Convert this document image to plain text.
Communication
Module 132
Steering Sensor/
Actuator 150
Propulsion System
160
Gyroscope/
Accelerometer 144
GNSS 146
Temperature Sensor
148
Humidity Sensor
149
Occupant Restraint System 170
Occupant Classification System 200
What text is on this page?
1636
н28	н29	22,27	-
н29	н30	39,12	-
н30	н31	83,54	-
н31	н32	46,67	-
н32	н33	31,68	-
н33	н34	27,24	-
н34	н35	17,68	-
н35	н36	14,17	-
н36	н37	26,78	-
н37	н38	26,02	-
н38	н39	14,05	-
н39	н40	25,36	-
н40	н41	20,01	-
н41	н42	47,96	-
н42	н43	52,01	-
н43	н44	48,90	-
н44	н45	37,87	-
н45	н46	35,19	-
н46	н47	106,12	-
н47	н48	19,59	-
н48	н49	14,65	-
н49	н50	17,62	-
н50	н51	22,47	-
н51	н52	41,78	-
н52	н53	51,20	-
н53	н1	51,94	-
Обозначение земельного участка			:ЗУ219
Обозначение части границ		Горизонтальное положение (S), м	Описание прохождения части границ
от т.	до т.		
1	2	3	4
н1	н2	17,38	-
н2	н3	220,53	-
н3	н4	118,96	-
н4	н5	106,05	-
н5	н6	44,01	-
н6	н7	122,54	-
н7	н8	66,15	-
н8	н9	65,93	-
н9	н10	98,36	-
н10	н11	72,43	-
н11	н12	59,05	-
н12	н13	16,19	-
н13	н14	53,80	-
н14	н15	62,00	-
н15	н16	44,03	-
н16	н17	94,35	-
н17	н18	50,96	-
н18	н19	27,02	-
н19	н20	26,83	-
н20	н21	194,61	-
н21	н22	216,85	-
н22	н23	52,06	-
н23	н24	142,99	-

++++++++

#### [Given request]
Search the lines for "this". Copy each line that has it.

#### [Exercise solution]
Convert this document image to plain text.
What text is on this page?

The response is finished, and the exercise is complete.